SET EXERCISE: Only lines holding the word "title" should be copied from the material.

ENTRIES SUPPLIED:
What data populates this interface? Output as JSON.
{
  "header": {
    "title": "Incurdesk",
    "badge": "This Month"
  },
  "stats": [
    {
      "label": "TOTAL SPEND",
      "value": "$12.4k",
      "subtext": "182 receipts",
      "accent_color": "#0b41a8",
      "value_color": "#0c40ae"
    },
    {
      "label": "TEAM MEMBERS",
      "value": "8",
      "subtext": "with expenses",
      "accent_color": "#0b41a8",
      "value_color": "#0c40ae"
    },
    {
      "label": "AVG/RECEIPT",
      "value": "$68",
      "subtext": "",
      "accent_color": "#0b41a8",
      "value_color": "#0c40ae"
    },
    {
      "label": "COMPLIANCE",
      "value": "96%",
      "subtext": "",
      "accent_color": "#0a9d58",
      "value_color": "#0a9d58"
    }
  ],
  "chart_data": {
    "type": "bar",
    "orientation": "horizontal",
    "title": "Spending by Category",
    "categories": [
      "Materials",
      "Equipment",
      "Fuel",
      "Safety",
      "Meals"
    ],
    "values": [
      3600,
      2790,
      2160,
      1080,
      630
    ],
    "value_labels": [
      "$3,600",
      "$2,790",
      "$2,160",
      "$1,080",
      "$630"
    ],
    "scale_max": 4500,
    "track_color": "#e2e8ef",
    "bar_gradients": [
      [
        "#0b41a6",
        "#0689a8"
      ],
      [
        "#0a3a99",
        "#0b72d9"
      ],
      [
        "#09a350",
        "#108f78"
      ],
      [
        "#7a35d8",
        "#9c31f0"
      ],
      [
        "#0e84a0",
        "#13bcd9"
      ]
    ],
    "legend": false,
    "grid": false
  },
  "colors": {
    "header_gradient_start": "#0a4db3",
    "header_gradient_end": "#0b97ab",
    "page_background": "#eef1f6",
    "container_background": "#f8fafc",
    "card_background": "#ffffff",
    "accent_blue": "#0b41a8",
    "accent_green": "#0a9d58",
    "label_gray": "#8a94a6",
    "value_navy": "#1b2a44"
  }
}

OUTPUT OF THE EXERCISE:
    "title": "Incurdesk",
    "title": "Spending by Category",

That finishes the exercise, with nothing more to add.